Written exercise |
Locate each line holding the string "ψεῦδος" and copy it.

Extracted records |
———
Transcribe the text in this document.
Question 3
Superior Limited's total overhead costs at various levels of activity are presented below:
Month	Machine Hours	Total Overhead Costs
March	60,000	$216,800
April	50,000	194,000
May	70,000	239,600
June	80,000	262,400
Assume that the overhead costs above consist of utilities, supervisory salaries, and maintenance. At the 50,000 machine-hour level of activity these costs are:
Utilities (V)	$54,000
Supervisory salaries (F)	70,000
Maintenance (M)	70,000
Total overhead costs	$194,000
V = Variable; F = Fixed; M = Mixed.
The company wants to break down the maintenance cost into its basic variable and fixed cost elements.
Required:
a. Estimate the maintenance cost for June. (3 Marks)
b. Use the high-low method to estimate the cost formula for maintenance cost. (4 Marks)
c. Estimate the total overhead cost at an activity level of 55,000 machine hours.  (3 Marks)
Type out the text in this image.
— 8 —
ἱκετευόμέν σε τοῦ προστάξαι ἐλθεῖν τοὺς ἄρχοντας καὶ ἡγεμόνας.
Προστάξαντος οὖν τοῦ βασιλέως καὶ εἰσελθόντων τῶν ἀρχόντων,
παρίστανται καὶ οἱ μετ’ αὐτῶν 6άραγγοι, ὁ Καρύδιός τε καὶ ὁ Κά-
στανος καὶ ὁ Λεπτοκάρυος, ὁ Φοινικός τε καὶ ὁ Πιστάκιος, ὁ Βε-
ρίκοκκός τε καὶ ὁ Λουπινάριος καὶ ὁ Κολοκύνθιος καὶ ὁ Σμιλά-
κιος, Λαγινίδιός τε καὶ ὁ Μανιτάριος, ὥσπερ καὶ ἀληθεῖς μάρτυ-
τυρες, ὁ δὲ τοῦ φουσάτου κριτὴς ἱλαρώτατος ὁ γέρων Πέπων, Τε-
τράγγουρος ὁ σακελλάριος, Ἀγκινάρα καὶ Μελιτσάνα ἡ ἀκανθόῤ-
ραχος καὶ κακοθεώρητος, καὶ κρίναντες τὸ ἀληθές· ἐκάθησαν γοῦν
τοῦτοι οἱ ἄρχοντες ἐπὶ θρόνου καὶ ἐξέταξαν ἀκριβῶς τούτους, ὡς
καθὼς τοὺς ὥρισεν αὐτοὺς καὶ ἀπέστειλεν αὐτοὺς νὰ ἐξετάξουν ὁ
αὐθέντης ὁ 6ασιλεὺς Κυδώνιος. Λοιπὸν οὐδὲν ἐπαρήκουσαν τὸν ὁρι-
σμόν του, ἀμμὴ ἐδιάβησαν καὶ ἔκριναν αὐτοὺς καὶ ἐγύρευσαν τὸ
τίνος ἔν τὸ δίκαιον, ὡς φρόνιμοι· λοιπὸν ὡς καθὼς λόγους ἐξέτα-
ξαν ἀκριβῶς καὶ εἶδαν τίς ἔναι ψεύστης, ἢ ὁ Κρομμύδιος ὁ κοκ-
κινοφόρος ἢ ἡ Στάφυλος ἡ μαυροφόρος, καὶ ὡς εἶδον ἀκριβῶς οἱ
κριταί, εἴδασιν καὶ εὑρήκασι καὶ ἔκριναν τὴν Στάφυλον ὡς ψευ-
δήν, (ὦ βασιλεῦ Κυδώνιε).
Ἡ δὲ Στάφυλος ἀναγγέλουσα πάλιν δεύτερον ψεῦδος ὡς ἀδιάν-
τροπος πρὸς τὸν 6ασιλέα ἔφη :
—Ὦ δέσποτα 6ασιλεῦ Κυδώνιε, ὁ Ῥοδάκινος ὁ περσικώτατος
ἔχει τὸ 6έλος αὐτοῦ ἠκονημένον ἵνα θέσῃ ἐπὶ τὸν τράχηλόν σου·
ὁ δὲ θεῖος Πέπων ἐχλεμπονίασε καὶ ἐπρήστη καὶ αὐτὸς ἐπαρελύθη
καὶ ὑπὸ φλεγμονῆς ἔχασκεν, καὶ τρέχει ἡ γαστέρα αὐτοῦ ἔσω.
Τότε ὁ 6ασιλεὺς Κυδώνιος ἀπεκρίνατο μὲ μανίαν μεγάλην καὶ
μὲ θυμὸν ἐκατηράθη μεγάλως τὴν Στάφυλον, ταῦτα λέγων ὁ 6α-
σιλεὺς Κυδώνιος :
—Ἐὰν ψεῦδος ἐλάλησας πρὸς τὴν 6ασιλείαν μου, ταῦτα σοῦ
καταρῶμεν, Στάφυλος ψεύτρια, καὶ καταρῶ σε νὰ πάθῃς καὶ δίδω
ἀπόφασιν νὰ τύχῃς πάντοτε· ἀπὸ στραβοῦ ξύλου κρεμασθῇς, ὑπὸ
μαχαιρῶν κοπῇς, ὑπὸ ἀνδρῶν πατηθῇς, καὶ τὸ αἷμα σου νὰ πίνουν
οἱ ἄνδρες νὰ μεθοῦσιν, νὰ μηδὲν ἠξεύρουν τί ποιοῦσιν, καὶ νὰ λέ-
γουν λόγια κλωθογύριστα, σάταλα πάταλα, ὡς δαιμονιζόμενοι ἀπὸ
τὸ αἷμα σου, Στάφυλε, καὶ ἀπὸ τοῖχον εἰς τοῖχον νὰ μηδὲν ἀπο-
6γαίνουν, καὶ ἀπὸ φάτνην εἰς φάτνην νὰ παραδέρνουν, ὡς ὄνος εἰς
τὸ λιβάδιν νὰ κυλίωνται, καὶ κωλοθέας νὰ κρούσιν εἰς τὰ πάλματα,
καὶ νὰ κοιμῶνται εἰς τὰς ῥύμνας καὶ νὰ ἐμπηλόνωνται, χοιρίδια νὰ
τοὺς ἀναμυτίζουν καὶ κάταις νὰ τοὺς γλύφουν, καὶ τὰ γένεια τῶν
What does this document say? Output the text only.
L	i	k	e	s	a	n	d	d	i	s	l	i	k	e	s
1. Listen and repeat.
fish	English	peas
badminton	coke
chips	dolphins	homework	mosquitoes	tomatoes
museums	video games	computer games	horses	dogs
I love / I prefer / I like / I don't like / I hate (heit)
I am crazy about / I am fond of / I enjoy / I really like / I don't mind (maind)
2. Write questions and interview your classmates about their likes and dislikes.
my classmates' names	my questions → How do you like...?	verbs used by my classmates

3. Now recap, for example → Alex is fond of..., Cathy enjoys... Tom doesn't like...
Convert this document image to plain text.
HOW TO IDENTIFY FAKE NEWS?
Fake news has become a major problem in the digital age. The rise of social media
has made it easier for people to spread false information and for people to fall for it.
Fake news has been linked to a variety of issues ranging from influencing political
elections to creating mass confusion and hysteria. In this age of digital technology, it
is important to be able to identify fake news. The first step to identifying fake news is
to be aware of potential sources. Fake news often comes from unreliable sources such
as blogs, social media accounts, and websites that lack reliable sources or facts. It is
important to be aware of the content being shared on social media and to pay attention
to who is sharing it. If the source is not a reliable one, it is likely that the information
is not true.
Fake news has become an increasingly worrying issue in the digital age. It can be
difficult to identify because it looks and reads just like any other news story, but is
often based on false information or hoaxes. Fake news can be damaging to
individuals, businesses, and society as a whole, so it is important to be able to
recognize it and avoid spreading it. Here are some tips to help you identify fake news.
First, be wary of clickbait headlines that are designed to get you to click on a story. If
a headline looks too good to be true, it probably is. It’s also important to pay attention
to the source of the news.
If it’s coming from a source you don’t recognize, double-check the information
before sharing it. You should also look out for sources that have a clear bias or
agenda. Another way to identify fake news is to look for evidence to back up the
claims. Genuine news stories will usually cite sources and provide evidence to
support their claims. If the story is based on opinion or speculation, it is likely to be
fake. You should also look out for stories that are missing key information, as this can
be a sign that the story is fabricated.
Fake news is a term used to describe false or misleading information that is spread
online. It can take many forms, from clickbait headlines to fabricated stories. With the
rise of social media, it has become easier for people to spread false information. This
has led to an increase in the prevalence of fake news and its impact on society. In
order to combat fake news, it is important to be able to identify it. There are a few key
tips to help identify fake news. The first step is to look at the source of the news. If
———
Reply to the task |
Ἡ δὲ Στάφυλος ἀναγγέλουσα πάλιν δεύτερον ψεῦδος ὡς ἀδιάν-
—Ἐὰν ψεῦδος ἐλάλησας πρὸς τὴν 6ασιλείαν μου, ταῦτα σοῦ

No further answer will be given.